── Entries supplied ──

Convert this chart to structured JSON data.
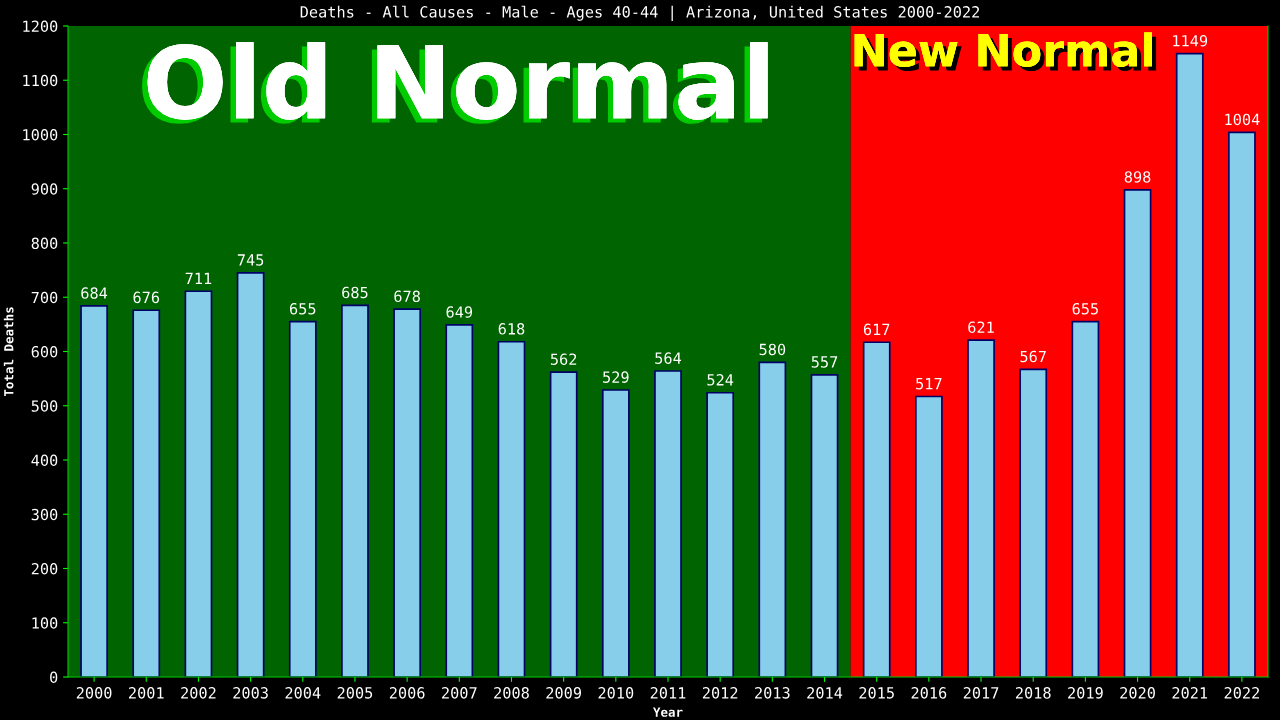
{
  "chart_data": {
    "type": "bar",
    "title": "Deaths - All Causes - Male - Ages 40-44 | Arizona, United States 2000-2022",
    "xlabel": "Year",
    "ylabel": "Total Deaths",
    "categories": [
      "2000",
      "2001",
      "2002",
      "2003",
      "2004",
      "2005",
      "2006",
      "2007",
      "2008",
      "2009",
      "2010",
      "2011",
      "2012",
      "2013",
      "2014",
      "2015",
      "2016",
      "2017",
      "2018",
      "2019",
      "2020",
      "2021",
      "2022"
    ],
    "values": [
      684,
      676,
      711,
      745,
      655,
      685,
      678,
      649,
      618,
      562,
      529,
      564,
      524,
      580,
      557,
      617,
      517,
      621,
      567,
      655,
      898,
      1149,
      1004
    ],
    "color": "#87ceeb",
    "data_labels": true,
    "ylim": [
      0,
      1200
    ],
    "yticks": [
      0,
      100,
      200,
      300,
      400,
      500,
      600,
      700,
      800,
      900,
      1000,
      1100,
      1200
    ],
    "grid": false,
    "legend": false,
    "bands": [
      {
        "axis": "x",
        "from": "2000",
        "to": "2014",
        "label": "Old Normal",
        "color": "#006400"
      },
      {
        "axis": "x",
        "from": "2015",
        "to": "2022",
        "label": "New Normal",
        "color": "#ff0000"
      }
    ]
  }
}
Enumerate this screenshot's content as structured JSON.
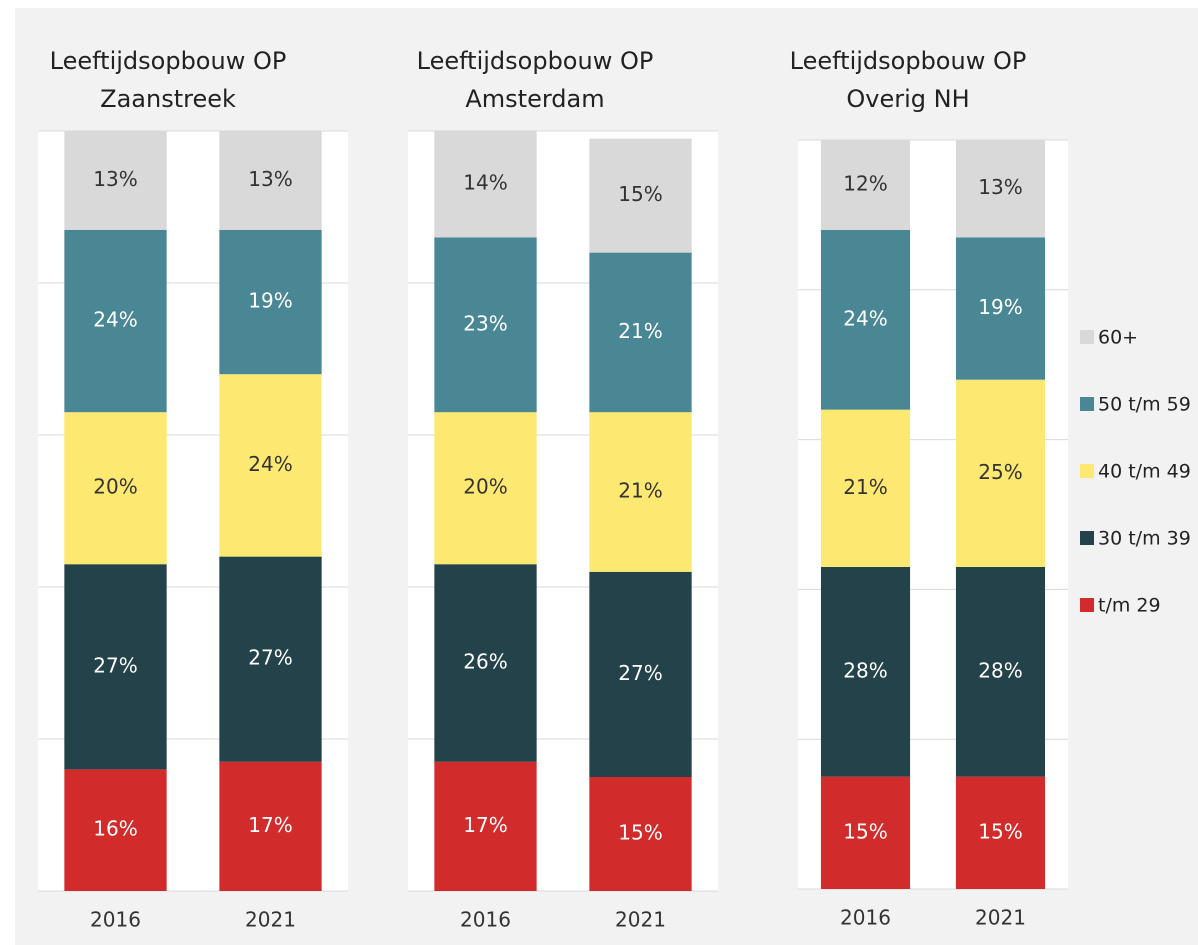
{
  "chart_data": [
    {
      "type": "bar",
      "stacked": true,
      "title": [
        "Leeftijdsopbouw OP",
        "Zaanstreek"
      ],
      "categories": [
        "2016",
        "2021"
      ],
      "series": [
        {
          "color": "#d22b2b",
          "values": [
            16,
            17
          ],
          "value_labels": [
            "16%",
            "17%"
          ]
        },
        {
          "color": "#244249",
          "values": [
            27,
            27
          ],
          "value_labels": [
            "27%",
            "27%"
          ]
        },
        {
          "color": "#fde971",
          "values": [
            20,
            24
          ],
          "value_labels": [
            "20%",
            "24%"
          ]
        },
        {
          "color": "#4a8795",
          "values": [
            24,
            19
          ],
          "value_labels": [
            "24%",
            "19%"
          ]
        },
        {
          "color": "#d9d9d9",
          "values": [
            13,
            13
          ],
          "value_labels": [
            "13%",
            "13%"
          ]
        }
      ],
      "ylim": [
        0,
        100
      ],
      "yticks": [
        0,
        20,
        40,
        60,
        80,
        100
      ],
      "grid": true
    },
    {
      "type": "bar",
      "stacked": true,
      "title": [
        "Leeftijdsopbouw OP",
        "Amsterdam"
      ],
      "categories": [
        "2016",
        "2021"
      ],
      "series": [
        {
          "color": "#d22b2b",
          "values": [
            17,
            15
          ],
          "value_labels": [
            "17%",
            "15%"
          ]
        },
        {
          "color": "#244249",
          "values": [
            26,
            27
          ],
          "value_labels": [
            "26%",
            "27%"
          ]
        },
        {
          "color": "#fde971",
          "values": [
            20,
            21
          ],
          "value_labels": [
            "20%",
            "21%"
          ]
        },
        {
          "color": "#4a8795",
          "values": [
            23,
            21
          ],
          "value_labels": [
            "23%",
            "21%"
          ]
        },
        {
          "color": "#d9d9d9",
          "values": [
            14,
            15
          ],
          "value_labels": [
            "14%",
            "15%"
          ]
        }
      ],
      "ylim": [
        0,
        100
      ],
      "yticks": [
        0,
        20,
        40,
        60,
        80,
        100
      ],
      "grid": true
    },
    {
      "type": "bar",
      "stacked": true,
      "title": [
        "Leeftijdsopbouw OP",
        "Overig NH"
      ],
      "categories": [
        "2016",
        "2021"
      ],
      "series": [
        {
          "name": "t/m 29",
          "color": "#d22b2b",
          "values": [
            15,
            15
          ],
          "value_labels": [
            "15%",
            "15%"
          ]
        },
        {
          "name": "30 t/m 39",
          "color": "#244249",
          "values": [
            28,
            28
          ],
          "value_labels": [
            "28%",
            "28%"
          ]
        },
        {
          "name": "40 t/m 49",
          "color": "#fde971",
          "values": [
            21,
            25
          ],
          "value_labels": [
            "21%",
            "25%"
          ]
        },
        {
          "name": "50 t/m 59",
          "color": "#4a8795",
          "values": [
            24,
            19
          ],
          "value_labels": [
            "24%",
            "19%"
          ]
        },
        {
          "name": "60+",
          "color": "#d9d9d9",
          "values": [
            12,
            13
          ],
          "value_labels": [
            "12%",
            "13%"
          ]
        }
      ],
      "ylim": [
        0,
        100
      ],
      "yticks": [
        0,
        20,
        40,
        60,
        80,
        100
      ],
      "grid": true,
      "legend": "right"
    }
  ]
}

───
── Entries supplied ──

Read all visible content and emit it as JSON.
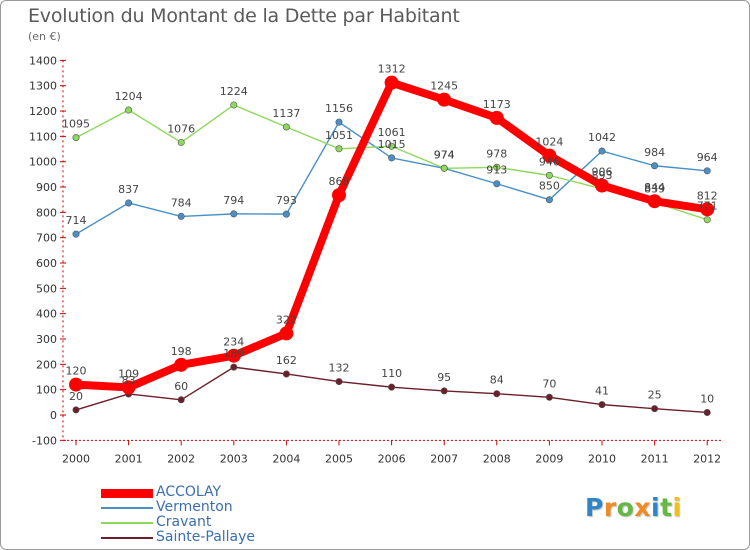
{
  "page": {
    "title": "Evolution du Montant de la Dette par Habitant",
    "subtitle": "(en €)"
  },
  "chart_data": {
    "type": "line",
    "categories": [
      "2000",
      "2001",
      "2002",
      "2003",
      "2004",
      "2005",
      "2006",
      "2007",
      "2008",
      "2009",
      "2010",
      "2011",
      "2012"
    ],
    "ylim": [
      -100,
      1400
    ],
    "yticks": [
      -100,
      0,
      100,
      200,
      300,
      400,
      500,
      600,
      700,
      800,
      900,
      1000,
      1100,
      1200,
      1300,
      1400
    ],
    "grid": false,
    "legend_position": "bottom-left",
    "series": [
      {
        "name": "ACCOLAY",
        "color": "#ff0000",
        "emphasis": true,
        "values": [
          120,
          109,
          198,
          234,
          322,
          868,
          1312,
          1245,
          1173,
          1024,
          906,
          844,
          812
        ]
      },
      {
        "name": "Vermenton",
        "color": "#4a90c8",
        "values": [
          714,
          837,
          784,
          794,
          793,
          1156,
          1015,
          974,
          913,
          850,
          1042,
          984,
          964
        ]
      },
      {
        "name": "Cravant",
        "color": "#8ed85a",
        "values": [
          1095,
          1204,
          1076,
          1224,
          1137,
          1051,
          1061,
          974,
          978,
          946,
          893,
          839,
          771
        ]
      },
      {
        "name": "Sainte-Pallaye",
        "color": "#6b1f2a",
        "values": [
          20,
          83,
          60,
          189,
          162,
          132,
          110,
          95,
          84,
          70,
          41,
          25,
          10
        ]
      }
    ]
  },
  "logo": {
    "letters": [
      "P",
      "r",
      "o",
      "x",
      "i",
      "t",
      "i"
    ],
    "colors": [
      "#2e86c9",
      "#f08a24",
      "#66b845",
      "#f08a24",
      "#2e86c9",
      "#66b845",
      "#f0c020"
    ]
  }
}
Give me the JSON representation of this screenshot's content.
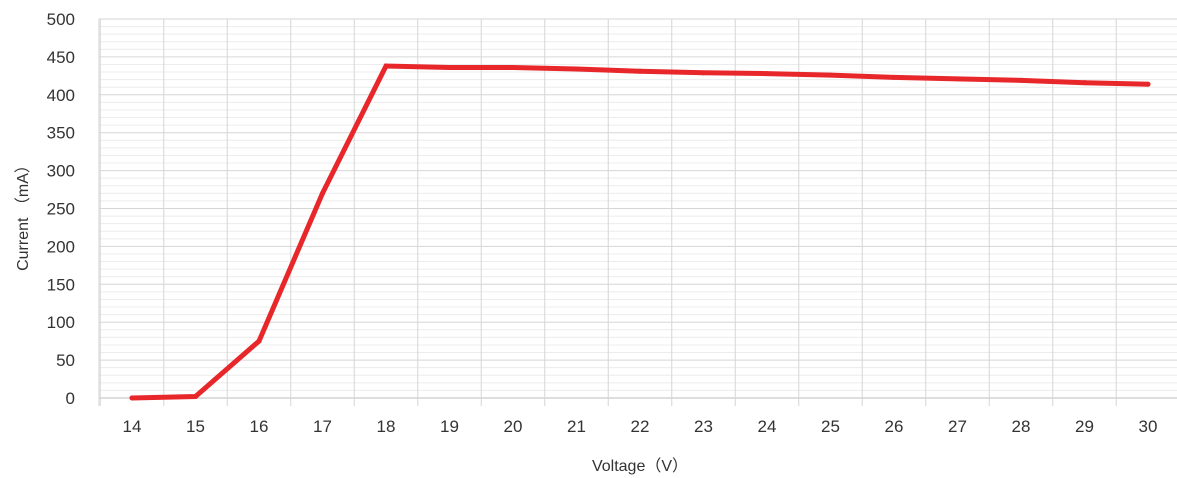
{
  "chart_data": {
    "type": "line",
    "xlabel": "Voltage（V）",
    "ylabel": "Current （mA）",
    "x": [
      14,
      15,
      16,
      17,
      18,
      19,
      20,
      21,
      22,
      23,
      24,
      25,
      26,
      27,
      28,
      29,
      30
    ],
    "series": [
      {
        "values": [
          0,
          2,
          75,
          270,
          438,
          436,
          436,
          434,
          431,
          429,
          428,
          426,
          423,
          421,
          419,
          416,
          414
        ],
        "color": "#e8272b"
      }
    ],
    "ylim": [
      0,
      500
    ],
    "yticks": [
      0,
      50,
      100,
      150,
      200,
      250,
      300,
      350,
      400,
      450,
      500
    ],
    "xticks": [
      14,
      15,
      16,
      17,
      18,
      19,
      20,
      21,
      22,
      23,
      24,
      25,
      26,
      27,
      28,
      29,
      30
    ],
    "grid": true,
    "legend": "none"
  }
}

───
── Entries supplied ──

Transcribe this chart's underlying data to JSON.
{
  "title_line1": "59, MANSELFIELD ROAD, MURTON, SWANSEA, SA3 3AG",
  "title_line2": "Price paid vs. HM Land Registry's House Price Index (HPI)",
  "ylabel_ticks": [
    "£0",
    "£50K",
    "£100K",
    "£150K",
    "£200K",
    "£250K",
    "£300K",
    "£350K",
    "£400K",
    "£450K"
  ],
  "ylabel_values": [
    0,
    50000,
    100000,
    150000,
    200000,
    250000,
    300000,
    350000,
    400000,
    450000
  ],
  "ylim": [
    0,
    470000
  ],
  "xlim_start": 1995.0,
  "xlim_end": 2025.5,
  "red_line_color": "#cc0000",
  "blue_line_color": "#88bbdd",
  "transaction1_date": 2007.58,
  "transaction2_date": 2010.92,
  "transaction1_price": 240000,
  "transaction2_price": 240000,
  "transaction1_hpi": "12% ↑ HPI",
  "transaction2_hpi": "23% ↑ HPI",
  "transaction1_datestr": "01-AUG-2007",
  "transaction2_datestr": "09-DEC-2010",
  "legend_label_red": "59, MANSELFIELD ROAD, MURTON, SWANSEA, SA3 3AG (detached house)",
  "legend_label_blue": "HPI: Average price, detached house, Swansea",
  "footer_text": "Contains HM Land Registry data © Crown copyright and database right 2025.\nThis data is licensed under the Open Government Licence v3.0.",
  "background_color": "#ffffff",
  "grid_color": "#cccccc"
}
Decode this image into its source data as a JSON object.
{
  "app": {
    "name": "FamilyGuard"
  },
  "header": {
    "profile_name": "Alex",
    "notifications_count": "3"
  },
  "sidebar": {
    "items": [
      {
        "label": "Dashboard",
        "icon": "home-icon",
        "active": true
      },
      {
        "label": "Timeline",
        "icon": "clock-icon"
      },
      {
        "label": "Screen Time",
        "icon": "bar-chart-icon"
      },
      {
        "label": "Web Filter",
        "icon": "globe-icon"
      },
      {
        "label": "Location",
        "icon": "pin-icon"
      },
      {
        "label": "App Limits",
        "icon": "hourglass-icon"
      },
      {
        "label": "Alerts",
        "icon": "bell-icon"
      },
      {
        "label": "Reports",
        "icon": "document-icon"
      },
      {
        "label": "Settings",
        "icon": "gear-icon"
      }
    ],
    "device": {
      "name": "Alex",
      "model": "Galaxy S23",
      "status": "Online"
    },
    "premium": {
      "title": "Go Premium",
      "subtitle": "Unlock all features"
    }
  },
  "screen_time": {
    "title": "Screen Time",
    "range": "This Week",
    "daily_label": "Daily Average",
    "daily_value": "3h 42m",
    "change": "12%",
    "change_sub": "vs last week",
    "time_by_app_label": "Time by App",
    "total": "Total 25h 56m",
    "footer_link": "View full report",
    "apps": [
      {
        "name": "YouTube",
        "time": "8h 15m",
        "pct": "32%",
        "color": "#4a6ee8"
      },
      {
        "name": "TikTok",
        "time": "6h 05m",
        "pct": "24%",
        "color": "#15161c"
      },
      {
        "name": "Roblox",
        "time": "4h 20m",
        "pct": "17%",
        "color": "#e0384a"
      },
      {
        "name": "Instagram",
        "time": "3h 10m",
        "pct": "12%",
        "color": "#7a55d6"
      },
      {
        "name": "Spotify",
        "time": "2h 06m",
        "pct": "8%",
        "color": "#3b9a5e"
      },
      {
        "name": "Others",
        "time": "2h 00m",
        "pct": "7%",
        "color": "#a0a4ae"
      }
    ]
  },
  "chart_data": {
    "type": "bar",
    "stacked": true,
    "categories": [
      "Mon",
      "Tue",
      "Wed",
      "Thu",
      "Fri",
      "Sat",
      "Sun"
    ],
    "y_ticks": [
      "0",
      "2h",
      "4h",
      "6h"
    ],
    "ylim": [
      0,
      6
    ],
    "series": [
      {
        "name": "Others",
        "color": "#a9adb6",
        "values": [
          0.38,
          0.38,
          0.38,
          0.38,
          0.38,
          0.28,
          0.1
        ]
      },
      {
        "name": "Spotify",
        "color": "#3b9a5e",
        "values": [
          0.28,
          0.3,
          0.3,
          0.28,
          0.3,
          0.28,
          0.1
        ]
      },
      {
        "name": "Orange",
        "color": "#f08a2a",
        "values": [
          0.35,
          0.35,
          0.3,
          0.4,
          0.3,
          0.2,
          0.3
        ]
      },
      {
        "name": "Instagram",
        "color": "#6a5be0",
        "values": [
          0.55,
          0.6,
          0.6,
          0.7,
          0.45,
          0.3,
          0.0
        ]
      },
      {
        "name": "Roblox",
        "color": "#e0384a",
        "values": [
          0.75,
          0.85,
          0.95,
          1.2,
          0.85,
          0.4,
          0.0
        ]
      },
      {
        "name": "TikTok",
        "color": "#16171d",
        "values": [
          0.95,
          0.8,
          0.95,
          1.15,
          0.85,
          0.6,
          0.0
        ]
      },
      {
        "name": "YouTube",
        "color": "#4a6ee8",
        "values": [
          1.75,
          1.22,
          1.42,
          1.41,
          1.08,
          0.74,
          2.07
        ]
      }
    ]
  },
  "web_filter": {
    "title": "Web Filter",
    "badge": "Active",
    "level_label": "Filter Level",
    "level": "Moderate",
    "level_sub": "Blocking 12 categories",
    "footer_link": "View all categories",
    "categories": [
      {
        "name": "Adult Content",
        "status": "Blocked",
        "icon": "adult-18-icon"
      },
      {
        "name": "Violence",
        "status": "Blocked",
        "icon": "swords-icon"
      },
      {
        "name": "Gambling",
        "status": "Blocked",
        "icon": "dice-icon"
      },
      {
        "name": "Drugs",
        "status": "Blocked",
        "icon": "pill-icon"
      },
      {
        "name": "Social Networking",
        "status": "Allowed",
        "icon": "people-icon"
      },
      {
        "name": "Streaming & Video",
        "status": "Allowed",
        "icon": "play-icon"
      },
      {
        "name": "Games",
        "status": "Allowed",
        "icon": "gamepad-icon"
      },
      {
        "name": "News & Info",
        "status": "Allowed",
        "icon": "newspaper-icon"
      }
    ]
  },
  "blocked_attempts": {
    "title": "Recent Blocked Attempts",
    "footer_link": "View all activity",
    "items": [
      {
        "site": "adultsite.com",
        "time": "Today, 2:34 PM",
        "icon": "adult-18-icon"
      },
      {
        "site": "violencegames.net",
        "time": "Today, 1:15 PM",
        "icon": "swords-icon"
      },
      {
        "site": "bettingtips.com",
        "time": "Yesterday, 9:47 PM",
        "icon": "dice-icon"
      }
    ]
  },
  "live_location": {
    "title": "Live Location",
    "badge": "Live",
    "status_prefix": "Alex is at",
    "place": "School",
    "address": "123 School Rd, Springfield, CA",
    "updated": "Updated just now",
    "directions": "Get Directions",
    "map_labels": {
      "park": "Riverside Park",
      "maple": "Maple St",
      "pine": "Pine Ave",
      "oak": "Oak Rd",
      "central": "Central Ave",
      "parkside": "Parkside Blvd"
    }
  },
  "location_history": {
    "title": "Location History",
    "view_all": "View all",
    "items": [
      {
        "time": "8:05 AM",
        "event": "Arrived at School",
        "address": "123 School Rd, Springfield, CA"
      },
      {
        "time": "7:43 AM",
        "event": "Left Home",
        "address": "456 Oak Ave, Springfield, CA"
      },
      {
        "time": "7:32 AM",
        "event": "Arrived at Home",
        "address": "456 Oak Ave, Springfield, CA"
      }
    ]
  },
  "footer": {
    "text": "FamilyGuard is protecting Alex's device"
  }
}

───

Work to complete: From the listing above, return each line with the word "device".

Solution to the exercise:
    "device": {
    "text": "FamilyGuard is protecting Alex's device"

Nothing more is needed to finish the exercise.